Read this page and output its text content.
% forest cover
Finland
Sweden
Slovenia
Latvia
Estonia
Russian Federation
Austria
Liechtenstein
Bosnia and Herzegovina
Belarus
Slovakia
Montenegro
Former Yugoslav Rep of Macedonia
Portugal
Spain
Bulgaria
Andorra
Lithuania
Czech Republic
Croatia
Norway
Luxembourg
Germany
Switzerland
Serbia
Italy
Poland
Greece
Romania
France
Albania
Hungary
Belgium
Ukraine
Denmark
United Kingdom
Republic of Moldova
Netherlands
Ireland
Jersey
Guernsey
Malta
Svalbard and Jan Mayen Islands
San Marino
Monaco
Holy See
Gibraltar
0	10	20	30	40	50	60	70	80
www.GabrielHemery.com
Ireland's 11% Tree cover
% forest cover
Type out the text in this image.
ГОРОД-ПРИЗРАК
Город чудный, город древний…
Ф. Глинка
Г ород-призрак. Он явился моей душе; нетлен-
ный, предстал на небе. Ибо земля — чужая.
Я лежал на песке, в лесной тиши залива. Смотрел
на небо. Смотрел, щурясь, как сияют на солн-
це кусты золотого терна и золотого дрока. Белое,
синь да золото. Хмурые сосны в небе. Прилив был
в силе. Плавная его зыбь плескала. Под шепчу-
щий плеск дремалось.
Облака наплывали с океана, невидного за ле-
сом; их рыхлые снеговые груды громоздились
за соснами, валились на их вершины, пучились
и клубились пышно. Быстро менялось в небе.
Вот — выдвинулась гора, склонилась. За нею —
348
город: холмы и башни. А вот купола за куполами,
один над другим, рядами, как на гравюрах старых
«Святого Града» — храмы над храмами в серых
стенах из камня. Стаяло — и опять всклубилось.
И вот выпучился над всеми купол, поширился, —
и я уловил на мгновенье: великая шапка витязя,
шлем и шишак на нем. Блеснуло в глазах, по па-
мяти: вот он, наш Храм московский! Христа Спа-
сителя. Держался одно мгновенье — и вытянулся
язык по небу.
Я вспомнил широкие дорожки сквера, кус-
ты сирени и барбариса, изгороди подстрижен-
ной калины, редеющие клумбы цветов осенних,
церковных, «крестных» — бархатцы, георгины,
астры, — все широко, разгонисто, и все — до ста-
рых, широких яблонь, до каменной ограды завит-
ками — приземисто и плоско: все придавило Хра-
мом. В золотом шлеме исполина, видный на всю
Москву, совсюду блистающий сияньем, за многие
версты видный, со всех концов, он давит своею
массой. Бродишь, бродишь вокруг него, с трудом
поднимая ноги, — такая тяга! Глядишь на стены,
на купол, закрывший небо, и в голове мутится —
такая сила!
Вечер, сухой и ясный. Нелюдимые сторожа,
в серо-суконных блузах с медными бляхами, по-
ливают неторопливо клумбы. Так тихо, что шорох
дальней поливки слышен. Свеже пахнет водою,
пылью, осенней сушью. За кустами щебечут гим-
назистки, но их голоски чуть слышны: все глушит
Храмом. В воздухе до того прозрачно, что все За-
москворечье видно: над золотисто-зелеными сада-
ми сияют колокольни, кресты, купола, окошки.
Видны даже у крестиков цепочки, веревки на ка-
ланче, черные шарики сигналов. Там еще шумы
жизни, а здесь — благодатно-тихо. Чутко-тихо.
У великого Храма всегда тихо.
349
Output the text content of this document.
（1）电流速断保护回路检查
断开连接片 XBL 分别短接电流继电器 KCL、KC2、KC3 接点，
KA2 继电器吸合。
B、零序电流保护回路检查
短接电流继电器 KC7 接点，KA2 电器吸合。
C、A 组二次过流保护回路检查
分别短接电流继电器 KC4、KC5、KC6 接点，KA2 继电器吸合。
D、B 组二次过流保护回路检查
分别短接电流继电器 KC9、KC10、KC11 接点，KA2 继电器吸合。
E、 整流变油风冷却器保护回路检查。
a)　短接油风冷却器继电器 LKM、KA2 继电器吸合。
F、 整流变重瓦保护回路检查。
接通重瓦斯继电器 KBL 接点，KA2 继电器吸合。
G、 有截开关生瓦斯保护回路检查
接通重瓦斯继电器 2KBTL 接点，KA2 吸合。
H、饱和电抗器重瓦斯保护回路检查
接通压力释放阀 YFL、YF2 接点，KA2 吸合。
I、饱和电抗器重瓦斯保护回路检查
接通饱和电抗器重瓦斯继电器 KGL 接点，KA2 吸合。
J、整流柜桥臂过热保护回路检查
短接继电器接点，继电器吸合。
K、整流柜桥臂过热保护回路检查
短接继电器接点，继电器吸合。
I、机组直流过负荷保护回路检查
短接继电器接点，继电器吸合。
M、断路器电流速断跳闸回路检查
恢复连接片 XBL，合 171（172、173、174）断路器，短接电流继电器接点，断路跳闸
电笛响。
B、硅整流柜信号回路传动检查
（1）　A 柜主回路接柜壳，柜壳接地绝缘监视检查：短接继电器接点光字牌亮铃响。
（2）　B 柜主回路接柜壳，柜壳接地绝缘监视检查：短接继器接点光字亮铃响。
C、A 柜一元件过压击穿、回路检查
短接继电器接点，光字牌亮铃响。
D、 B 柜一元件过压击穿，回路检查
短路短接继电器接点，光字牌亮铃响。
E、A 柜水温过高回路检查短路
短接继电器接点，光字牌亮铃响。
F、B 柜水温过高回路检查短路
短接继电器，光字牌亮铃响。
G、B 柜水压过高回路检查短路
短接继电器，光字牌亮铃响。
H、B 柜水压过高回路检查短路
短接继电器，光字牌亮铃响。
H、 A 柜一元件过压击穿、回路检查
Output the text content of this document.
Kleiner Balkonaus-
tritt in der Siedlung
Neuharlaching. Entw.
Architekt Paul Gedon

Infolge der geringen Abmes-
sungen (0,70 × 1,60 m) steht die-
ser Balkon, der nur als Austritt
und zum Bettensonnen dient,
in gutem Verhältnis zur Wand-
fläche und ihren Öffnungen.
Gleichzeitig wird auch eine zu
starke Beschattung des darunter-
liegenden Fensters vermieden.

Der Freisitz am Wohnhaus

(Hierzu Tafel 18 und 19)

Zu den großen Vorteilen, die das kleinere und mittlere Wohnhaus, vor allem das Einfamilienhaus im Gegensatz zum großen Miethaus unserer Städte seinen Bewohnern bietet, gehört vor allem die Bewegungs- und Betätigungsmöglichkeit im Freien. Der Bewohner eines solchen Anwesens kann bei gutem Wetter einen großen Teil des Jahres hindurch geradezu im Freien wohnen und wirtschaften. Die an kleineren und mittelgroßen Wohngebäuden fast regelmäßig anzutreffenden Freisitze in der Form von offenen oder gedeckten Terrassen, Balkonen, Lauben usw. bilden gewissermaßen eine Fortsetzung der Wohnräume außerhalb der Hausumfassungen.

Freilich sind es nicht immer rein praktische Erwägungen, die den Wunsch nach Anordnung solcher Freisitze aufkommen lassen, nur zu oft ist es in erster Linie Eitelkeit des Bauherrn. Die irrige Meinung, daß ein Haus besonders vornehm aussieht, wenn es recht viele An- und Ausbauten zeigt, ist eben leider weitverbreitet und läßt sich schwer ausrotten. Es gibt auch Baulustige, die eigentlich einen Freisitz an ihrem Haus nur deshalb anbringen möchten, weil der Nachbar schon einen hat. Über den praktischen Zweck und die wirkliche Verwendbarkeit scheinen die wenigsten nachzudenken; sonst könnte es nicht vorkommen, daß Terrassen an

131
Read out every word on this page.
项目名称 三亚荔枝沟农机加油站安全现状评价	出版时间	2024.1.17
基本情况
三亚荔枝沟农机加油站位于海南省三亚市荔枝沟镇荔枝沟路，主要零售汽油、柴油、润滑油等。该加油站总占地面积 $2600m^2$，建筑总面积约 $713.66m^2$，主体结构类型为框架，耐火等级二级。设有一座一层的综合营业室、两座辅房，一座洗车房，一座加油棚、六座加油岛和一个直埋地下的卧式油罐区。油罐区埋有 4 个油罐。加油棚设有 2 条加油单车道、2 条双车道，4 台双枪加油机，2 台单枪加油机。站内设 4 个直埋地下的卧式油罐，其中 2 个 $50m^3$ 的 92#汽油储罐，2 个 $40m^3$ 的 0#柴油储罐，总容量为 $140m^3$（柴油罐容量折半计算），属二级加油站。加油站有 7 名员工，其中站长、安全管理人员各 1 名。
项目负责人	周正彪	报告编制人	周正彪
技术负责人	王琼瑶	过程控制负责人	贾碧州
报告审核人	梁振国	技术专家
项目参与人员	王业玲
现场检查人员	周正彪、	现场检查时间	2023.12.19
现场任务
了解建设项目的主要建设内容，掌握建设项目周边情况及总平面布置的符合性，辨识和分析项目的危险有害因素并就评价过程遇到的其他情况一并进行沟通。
-.-.-
What you are asked to do: Copy all lines from the material that contain "купола".

Result below:
город: холмы и башни. А вот купола за куполами,
ми сияют колокольни, кресты, купола, окошки.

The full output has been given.